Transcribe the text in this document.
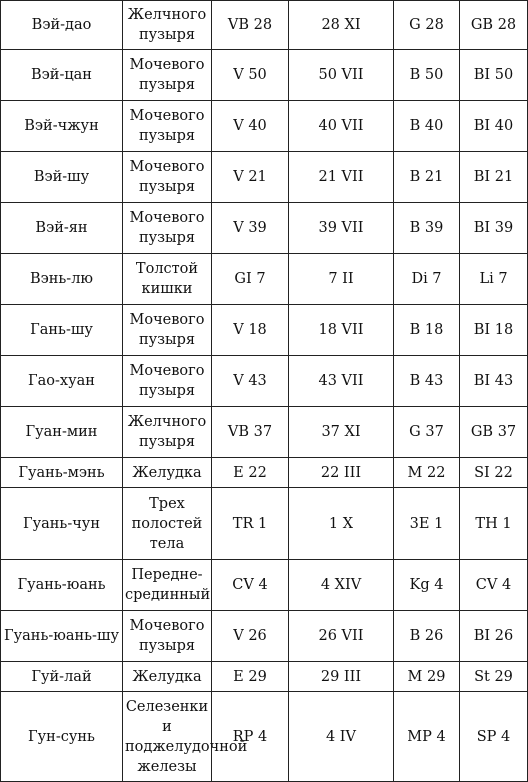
Вэй-дао	Желчного пузыря	VB 28	28 XI	G 28	GB 28
Вэй-цан	Мочевого пузыря	V 50	50 VII	B 50	BI 50
Вэй-чжун	Мочевого пузыря	V 40	40 VII	B 40	BI 40
Вэй-шу	Мочевого пузыря	V 21	21 VII	B 21	BI 21
Вэй-ян	Мочевого пузыря	V 39	39 VII	B 39	BI 39
Вэнь-лю	Толстой кишки	GI 7	7 II	Di 7	Li 7
Гань-шу	Мочевого пузыря	V 18	18 VII	B 18	BI 18
Гао-хуан	Мочевого пузыря	V 43	43 VII	B 43	BI 43
Гуан-мин	Желчного пузыря	VB 37	37 XI	G 37	GB 37
Гуань-мэнь	Желудка	E 22	22 III	M 22	SI 22
Гуань-чун	Трех полостей тела	TR 1	1 X	3E 1	TH 1
Гуань-юань	Передне-срединный	CV 4	4 XIV	Kg 4	CV 4
Гуань-юань-шу	Мочевого пузыря	V 26	26 VII	B 26	BI 26
Гуй-лай	Желудка	E 29	29 III	M 29	St 29
Гун-сунь	Селезенки и поджелудочной железы	RP 4	4 IV	MP 4	SP 4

-=-=-

▶ EXERCISE BRIEF: Reproduce the material in its entirety and word for word, without the pictures.

▶ CORRECT ANSWER:
Transcribe the text in this document.
Вэй-дао	Желчного пузыря	VB 28	28 XI	G 28	GB 28
Вэй-цан	Мочевого пузыря	V 50	50 VII	B 50	BI 50
Вэй-чжун	Мочевого пузыря	V 40	40 VII	B 40	BI 40
Вэй-шу	Мочевого пузыря	V 21	21 VII	B 21	BI 21
Вэй-ян	Мочевого пузыря	V 39	39 VII	B 39	BI 39
Вэнь-лю	Толстой кишки	GI 7	7 II	Di 7	Li 7
Гань-шу	Мочевого пузыря	V 18	18 VII	B 18	BI 18
Гао-хуан	Мочевого пузыря	V 43	43 VII	B 43	BI 43
Гуан-мин	Желчного пузыря	VB 37	37 XI	G 37	GB 37
Гуань-мэнь	Желудка	E 22	22 III	M 22	SI 22
Гуань-чун	Трех полостей тела	TR 1	1 X	3E 1	TH 1
Гуань-юань	Передне-срединный	CV 4	4 XIV	Kg 4	CV 4
Гуань-юань-шу	Мочевого пузыря	V 26	26 VII	B 26	BI 26
Гуй-лай	Желудка	E 29	29 III	M 29	St 29
Гун-сунь	Селезенки и поджелудочной железы	RP 4	4 IV	MP 4	SP 4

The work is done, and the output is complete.